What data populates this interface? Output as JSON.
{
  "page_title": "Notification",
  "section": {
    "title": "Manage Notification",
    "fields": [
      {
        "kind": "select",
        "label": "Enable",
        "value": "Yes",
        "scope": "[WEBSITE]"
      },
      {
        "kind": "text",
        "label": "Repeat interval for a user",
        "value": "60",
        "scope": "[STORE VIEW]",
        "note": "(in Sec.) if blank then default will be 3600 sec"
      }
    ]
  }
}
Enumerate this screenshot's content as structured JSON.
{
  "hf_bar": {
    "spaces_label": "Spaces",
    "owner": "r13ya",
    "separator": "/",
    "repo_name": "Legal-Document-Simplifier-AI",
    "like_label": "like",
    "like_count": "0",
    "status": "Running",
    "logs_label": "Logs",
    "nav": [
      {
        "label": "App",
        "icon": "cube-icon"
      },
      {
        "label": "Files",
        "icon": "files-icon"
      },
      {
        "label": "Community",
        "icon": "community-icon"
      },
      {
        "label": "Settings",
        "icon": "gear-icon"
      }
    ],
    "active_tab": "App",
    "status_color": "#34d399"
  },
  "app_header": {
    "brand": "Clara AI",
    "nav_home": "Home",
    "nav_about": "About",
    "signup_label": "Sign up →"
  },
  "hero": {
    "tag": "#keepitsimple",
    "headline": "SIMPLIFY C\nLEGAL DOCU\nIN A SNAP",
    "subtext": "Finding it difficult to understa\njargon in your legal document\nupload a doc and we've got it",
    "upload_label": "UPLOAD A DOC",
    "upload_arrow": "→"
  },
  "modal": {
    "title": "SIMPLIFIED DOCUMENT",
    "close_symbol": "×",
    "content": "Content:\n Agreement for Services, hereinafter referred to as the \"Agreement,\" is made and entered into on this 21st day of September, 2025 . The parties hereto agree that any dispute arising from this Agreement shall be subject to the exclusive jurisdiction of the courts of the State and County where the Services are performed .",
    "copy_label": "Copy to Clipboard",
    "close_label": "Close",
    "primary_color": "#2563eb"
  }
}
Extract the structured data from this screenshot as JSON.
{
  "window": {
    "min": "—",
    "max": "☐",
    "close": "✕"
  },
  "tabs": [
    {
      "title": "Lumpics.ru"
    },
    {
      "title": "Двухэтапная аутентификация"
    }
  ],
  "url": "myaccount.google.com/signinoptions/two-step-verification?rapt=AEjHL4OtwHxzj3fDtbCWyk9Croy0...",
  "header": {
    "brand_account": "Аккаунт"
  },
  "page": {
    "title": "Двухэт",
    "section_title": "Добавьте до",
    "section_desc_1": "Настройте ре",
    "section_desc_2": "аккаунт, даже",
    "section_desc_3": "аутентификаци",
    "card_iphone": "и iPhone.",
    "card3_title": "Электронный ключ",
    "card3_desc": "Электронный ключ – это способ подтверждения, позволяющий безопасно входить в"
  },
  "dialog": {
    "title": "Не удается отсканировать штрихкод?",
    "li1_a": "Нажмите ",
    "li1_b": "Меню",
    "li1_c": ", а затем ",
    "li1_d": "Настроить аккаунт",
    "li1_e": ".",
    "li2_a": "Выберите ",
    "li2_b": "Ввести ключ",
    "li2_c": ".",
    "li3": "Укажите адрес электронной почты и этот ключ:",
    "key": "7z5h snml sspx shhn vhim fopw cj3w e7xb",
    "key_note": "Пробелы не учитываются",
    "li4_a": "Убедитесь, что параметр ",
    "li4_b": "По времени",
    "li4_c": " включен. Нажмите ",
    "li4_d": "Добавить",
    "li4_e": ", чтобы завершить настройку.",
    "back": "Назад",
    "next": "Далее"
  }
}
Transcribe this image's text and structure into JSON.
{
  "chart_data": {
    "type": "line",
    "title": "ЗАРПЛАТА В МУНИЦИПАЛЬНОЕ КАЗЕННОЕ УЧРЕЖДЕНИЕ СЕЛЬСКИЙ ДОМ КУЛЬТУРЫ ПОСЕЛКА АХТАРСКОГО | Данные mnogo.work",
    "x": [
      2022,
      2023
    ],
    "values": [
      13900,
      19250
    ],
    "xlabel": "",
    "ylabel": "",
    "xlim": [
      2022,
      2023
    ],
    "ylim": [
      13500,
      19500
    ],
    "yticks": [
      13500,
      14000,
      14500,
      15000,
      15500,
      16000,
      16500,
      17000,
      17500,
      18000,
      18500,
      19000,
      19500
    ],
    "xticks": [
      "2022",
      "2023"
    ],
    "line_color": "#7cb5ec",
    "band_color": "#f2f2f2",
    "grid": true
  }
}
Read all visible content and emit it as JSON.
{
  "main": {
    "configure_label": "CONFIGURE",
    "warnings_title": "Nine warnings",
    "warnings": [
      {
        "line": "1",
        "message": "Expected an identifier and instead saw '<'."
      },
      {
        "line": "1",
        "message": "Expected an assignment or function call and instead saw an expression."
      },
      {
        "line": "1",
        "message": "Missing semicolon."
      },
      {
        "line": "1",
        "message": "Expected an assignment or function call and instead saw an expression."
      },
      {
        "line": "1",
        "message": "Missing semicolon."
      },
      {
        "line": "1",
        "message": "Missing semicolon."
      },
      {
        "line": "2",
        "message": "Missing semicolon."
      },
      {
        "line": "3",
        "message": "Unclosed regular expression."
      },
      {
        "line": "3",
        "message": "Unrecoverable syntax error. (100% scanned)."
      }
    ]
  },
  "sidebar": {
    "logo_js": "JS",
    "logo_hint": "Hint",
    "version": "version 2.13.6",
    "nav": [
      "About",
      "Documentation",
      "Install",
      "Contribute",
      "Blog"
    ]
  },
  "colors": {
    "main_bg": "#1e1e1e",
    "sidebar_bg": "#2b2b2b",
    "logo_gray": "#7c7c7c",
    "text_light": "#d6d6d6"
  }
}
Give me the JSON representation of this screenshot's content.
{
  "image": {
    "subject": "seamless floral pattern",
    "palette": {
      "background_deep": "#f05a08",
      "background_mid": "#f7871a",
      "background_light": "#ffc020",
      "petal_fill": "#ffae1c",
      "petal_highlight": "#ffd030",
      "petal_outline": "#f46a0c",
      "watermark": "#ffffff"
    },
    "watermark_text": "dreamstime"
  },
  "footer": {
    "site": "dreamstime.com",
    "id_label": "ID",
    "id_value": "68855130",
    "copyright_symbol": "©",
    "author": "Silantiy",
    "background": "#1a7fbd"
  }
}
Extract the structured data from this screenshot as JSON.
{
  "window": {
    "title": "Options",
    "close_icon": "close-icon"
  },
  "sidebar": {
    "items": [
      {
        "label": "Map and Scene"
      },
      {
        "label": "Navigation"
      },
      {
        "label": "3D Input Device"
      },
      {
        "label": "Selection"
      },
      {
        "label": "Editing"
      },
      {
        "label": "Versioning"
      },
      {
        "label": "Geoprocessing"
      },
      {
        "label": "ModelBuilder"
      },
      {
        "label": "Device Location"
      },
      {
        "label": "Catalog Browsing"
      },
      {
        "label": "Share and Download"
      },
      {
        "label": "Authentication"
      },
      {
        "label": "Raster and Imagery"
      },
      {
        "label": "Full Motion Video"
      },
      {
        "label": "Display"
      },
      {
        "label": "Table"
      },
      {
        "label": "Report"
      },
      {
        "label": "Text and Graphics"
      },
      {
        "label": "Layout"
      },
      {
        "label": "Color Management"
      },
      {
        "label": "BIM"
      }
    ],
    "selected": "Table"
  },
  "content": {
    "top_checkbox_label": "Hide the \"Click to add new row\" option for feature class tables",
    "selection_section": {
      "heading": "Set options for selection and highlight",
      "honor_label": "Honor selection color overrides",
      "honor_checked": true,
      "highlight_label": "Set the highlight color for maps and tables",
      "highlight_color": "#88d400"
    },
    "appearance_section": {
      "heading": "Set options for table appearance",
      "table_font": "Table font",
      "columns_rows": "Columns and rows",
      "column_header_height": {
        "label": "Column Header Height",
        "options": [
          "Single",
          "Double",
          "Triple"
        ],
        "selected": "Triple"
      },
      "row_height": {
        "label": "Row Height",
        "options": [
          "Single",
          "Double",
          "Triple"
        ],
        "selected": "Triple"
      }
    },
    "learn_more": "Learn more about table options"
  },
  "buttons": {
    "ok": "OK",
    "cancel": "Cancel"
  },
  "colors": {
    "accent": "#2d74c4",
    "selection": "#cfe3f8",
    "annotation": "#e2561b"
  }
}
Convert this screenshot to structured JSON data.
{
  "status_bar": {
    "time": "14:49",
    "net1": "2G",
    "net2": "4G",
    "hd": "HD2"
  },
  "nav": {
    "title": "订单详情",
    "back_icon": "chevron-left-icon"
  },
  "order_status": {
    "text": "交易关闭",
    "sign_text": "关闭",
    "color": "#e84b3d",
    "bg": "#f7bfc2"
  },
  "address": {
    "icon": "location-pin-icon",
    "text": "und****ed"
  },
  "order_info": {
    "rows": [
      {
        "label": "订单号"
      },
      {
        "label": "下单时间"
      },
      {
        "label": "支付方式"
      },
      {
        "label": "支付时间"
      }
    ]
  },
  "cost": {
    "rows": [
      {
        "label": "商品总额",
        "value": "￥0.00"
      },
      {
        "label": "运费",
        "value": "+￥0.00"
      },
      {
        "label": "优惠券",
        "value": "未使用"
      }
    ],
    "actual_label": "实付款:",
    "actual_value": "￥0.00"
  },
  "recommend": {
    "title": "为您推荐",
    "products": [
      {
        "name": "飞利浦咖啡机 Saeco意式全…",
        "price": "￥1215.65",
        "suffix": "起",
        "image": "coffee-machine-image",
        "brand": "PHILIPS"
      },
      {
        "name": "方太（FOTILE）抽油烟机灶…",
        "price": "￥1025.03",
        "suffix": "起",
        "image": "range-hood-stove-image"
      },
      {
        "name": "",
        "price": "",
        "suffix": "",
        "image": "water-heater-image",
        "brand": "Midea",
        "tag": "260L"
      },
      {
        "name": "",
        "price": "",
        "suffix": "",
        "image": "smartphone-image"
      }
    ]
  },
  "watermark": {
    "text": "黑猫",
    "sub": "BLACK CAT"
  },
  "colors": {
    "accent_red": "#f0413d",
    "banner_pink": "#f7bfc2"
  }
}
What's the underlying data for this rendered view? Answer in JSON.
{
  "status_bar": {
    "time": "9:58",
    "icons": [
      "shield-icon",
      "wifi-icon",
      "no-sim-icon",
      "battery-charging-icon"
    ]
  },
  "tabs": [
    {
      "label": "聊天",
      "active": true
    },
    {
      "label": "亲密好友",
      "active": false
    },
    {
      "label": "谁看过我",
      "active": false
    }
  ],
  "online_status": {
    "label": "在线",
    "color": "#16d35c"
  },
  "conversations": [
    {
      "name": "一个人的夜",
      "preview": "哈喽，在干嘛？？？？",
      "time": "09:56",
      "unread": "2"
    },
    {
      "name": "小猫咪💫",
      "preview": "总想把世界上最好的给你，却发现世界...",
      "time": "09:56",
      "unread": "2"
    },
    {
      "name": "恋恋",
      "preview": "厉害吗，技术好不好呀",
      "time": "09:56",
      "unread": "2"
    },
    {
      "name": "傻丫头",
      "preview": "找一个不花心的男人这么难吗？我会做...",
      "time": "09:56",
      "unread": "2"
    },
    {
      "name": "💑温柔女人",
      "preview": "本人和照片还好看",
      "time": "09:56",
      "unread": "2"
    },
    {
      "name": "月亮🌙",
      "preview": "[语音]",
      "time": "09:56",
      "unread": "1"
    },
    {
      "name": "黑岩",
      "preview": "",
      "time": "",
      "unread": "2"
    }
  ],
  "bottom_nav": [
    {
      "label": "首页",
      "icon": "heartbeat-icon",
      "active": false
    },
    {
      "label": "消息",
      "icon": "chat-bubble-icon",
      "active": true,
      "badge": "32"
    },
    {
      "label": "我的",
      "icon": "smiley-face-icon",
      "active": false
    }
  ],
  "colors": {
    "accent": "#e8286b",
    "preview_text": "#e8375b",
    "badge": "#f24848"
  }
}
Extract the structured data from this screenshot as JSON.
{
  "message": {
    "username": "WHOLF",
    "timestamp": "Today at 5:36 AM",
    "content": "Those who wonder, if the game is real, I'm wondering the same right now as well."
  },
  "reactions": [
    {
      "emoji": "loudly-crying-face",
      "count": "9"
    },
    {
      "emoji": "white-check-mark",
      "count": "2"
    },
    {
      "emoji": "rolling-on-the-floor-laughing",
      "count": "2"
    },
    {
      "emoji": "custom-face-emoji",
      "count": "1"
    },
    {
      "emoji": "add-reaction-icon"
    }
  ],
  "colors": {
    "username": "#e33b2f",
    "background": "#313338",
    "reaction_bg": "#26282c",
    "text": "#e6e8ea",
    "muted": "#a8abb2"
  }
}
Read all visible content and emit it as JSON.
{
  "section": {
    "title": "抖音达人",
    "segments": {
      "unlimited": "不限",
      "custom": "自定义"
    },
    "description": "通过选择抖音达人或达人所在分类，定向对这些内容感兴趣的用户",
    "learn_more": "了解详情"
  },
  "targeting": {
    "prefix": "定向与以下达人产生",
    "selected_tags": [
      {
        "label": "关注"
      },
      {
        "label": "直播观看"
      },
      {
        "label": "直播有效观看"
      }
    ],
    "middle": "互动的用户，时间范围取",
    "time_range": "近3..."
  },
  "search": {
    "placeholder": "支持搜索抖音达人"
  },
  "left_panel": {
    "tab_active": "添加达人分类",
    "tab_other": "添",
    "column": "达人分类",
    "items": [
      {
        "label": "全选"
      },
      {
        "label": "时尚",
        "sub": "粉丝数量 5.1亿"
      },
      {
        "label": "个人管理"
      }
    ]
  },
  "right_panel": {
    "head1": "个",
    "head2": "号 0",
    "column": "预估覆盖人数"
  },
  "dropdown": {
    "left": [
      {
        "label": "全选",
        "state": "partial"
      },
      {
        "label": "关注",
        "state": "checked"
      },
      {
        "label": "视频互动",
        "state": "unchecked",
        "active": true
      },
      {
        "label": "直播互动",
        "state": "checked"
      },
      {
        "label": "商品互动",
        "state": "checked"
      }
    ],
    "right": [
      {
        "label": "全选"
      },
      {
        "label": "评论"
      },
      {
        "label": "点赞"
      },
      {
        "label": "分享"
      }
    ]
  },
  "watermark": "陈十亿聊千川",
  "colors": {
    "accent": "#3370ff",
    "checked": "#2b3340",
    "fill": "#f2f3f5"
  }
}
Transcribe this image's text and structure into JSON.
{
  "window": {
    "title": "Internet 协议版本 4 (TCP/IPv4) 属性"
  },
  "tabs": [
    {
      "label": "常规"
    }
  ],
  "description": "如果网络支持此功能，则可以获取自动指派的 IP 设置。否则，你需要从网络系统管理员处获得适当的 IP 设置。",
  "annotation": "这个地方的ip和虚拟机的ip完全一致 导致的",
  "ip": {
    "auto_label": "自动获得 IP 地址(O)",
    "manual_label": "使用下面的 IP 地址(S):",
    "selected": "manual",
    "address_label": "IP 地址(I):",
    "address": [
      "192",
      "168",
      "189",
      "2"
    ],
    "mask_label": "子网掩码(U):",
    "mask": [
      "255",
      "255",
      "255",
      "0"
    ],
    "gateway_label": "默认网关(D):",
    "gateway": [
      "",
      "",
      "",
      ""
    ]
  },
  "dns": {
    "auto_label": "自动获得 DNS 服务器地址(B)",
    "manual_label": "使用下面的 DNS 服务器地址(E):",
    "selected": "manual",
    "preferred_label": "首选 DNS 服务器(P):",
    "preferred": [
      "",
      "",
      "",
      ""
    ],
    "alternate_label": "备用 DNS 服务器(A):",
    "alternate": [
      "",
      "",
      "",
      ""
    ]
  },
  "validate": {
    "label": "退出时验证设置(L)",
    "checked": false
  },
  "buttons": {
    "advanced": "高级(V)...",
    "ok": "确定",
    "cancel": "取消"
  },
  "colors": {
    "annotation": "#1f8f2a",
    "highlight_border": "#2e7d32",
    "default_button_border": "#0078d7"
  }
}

-*-

*What is being asked:*
Considering only the records above, state the number of lines that include the word "content", with nothing added.

*Exercise solution:*
7